● Lines of data:
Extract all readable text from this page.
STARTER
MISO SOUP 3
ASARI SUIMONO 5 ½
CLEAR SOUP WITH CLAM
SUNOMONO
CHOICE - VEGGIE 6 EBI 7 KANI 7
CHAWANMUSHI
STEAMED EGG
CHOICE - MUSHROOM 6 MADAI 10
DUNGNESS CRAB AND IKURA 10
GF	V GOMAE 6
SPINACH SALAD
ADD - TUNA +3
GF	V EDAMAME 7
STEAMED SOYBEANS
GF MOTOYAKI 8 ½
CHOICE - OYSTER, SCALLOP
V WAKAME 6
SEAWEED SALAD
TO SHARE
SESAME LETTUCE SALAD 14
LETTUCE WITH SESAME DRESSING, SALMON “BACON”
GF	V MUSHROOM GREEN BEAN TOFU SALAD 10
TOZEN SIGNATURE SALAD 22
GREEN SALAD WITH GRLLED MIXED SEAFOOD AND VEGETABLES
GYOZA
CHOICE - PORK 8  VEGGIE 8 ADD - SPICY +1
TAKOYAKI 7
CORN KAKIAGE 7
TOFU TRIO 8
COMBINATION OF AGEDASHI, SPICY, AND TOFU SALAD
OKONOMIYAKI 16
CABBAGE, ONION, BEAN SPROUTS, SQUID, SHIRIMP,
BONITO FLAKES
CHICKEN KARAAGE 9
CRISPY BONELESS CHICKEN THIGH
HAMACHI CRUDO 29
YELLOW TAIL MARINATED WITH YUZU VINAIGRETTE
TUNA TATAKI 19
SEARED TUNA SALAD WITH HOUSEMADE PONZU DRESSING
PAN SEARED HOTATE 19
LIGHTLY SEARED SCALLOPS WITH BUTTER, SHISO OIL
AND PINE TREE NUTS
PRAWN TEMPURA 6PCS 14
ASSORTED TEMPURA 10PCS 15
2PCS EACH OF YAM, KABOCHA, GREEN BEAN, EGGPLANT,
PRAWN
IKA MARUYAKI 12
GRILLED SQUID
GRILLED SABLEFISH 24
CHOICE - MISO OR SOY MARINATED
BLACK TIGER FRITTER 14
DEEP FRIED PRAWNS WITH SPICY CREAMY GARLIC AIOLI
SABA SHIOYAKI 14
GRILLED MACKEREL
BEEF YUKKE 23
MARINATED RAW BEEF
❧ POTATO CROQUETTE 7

● Goal: Restate the whole of the material exactly.

● Expected answer:
Extract all readable text from this page.
STARTER
MISO SOUP 3
ASARI SUIMONO 5 ½
CLEAR SOUP WITH CLAM
SUNOMONO
CHOICE - VEGGIE 6 EBI 7 KANI 7
CHAWANMUSHI
STEAMED EGG
CHOICE - MUSHROOM 6 MADAI 10
DUNGNESS CRAB AND IKURA 10
GF	V GOMAE 6
SPINACH SALAD
ADD - TUNA +3
GF	V EDAMAME 7
STEAMED SOYBEANS
GF MOTOYAKI 8 ½
CHOICE - OYSTER, SCALLOP
V WAKAME 6
SEAWEED SALAD
TO SHARE
SESAME LETTUCE SALAD 14
LETTUCE WITH SESAME DRESSING, SALMON “BACON”
GF	V MUSHROOM GREEN BEAN TOFU SALAD 10
TOZEN SIGNATURE SALAD 22
GREEN SALAD WITH GRLLED MIXED SEAFOOD AND VEGETABLES
GYOZA
CHOICE - PORK 8  VEGGIE 8 ADD - SPICY +1
TAKOYAKI 7
CORN KAKIAGE 7
TOFU TRIO 8
COMBINATION OF AGEDASHI, SPICY, AND TOFU SALAD
OKONOMIYAKI 16
CABBAGE, ONION, BEAN SPROUTS, SQUID, SHIRIMP,
BONITO FLAKES
CHICKEN KARAAGE 9
CRISPY BONELESS CHICKEN THIGH
HAMACHI CRUDO 29
YELLOW TAIL MARINATED WITH YUZU VINAIGRETTE
TUNA TATAKI 19
SEARED TUNA SALAD WITH HOUSEMADE PONZU DRESSING
PAN SEARED HOTATE 19
LIGHTLY SEARED SCALLOPS WITH BUTTER, SHISO OIL
AND PINE TREE NUTS
PRAWN TEMPURA 6PCS 14
ASSORTED TEMPURA 10PCS 15
2PCS EACH OF YAM, KABOCHA, GREEN BEAN, EGGPLANT,
PRAWN
IKA MARUYAKI 12
GRILLED SQUID
GRILLED SABLEFISH 24
CHOICE - MISO OR SOY MARINATED
BLACK TIGER FRITTER 14
DEEP FRIED PRAWNS WITH SPICY CREAMY GARLIC AIOLI
SABA SHIOYAKI 14
GRILLED MACKEREL
BEEF YUKKE 23
MARINATED RAW BEEF
❧ POTATO CROQUETTE 7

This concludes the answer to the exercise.